WHAT TO DO
Pull out every line in the entries below that contains the string "elaine".
>> START INPUT RECORDS
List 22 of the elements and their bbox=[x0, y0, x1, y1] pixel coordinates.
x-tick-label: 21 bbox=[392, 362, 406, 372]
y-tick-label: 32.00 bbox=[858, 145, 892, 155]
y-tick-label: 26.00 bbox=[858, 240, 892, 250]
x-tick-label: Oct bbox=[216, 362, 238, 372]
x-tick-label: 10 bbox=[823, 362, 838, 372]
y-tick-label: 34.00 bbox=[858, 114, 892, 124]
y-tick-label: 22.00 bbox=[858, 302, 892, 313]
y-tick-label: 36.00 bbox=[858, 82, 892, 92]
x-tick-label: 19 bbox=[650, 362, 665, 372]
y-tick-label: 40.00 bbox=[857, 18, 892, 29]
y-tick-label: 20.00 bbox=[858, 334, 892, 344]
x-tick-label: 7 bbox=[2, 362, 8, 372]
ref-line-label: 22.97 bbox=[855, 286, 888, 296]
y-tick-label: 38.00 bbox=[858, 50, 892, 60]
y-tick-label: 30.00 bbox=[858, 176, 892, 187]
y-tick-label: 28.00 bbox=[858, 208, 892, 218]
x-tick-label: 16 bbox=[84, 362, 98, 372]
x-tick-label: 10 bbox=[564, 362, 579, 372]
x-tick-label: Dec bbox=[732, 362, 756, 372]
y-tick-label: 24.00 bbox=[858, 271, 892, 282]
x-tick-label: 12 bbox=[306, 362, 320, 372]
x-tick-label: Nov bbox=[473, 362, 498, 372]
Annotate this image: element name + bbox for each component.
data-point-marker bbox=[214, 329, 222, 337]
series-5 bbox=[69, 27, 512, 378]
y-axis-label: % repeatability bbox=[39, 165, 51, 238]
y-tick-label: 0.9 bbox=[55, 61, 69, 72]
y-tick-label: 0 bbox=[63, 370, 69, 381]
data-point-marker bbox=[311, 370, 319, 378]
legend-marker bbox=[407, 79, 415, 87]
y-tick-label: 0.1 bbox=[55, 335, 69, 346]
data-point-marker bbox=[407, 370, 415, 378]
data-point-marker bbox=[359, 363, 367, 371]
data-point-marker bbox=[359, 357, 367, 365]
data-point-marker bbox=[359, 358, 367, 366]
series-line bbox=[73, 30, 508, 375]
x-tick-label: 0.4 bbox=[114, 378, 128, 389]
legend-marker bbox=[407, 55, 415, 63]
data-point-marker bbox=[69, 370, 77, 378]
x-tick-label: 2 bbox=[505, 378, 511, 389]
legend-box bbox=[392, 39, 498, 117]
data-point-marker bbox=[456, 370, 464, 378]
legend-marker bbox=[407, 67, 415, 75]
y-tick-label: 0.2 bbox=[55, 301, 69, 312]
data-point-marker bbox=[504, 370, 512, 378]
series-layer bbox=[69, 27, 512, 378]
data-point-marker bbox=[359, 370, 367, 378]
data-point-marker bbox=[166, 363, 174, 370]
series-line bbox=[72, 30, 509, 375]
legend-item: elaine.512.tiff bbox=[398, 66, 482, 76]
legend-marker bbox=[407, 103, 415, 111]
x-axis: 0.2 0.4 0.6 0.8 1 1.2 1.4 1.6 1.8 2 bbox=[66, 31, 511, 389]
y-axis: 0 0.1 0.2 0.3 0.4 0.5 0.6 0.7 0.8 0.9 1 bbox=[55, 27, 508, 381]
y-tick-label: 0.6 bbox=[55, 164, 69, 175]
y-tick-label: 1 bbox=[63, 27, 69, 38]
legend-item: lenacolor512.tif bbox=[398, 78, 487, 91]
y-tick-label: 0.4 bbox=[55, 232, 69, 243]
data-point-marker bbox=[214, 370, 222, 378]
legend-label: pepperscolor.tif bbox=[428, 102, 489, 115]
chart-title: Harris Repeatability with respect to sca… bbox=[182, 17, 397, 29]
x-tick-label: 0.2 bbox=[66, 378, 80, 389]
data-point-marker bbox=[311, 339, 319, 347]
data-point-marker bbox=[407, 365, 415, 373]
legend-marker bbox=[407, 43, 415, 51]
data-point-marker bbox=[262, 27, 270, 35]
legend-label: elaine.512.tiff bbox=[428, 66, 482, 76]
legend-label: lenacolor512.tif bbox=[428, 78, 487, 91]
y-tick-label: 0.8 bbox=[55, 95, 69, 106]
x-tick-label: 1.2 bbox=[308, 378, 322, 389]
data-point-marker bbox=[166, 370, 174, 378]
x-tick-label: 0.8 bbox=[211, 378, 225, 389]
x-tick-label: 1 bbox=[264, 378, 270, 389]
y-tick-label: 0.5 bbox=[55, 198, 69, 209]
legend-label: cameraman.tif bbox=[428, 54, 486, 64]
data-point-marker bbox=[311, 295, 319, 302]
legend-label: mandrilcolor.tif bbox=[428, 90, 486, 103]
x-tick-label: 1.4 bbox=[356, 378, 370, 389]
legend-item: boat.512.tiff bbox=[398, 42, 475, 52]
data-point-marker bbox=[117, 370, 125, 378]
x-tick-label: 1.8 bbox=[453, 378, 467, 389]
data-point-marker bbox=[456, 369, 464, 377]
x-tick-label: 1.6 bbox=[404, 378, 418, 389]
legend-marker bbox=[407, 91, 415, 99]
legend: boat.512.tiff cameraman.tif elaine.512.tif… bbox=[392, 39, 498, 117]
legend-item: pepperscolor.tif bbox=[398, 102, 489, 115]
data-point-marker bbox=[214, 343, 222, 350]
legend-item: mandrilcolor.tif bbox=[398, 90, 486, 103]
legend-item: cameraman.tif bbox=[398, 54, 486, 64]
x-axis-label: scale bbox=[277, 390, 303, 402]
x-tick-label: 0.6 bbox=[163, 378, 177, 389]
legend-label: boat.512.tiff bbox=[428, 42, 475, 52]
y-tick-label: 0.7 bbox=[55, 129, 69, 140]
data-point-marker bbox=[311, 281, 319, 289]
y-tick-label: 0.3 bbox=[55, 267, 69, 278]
>> END INPUT RECORDS
ANSWER IN FULL
legend-item: elaine.512.tiff bbox=[398, 66, 482, 76]
legend-label: elaine.512.tiff bbox=[428, 66, 482, 76]
legend: boat.512.tiff cameraman.tif elaine.512.tif… bbox=[392, 39, 498, 117]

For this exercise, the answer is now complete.